TASK INPUT →

"""

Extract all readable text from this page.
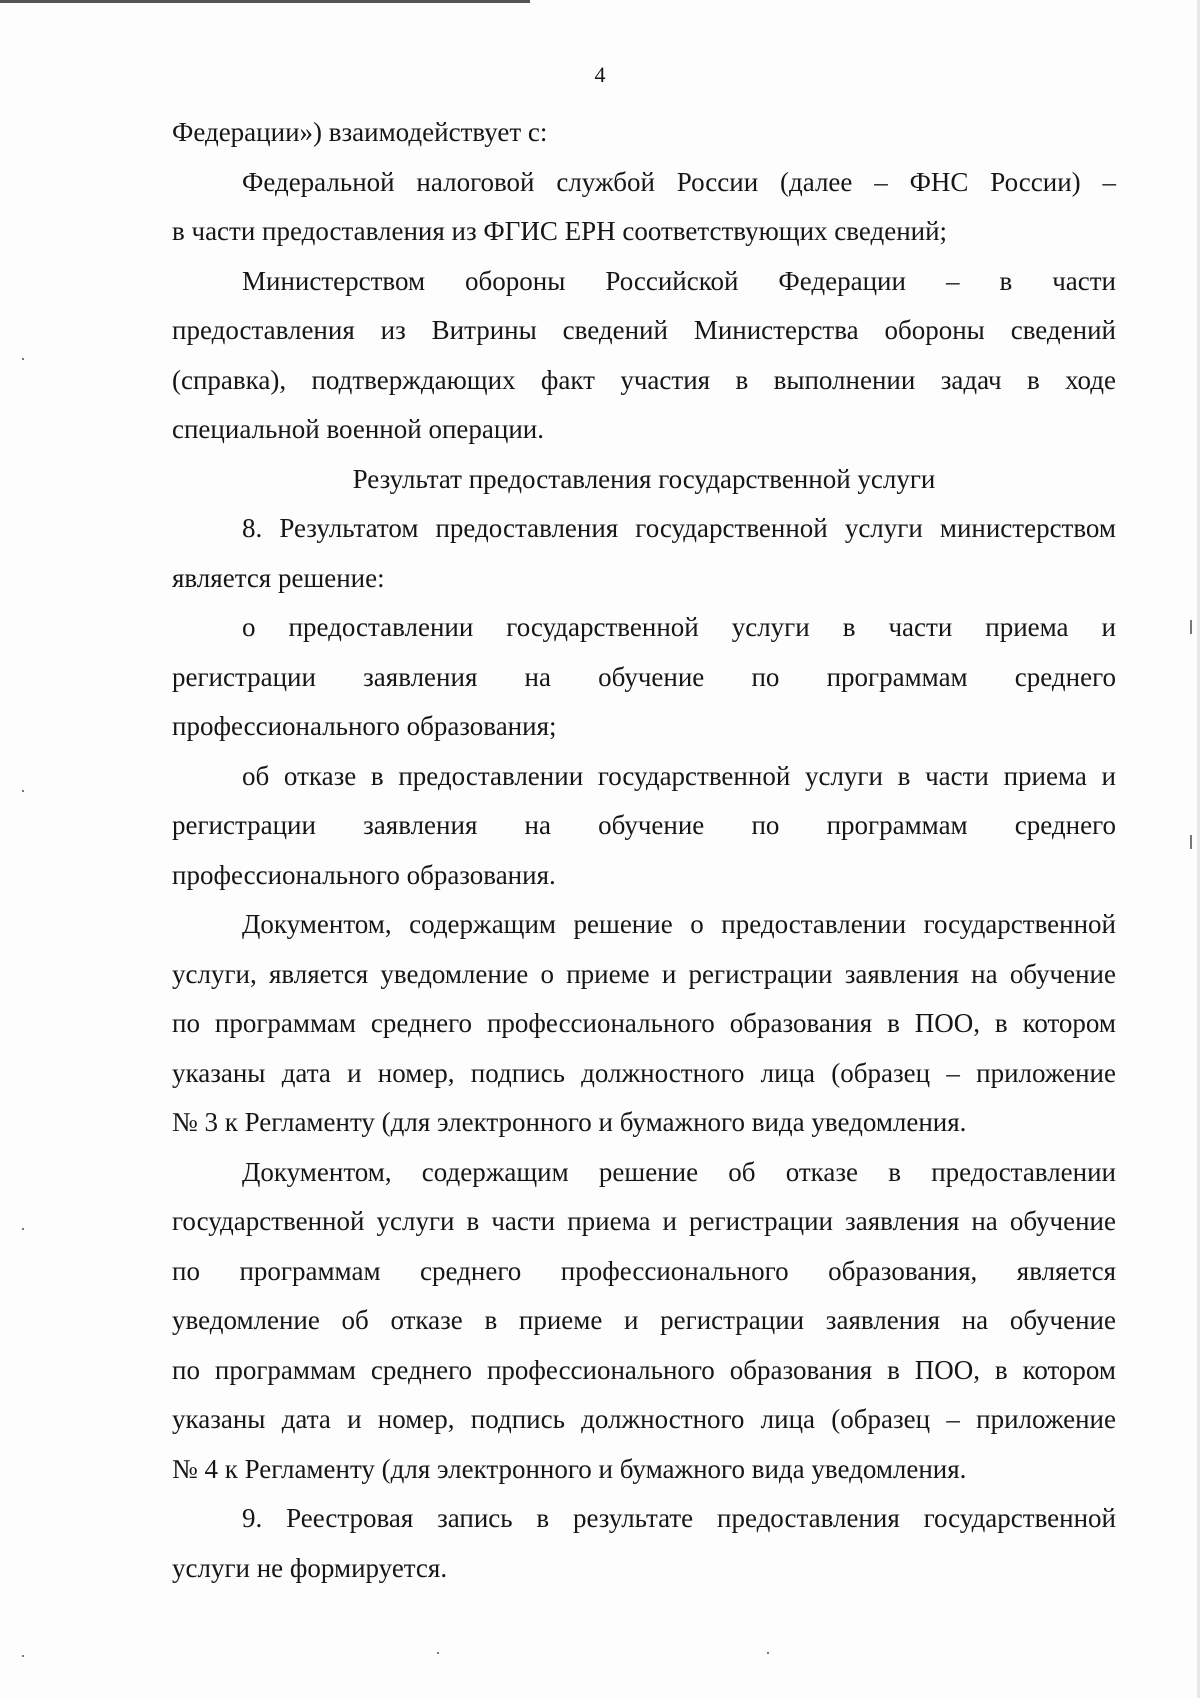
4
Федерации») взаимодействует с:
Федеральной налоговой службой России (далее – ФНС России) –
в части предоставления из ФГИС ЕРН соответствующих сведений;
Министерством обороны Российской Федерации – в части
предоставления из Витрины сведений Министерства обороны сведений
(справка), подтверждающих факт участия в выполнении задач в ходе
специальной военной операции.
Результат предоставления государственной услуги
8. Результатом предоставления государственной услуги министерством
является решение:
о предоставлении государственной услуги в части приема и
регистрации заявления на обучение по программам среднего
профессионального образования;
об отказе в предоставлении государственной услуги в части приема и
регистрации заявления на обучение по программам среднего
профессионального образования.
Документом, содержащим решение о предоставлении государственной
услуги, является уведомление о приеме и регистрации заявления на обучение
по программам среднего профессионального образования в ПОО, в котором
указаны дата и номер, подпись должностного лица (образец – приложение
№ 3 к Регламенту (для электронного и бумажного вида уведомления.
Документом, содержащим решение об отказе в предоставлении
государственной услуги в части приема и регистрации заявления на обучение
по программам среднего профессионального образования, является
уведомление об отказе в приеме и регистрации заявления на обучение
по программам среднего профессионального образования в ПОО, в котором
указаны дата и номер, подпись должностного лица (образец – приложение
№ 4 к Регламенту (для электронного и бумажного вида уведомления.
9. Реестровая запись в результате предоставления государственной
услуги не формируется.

"""
"""

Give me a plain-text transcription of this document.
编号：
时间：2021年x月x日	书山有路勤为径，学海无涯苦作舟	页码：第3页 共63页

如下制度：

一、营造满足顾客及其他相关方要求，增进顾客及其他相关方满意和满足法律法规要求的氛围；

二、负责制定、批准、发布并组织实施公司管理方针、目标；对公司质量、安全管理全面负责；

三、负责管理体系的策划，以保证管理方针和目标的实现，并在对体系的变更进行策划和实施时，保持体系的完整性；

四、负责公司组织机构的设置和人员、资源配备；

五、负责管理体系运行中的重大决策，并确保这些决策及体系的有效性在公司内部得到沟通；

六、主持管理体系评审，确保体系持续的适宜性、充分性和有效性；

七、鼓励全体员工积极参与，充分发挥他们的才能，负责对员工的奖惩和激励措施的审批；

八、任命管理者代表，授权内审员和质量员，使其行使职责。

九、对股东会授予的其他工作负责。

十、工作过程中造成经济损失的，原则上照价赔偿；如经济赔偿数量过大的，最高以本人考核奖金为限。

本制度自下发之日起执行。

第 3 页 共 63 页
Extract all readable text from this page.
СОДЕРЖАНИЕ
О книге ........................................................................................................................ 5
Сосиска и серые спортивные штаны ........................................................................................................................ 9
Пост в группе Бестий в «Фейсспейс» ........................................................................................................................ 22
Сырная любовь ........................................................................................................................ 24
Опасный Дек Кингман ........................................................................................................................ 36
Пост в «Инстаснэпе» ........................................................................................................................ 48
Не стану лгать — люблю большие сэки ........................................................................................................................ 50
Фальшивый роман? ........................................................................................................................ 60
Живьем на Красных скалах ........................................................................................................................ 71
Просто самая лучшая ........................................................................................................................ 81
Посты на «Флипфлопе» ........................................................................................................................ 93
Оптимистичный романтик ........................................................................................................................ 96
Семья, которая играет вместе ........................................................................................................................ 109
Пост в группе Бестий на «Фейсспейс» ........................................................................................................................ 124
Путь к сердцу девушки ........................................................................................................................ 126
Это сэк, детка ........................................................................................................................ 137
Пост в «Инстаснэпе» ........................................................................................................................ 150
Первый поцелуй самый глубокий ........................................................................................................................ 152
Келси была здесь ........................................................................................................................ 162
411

"""

Go through the listing above and locate each line that holds the word "Документом". Copy those lines.

Документом, содержащим решение о предоставлении государственной
Документом, содержащим решение об отказе в предоставлении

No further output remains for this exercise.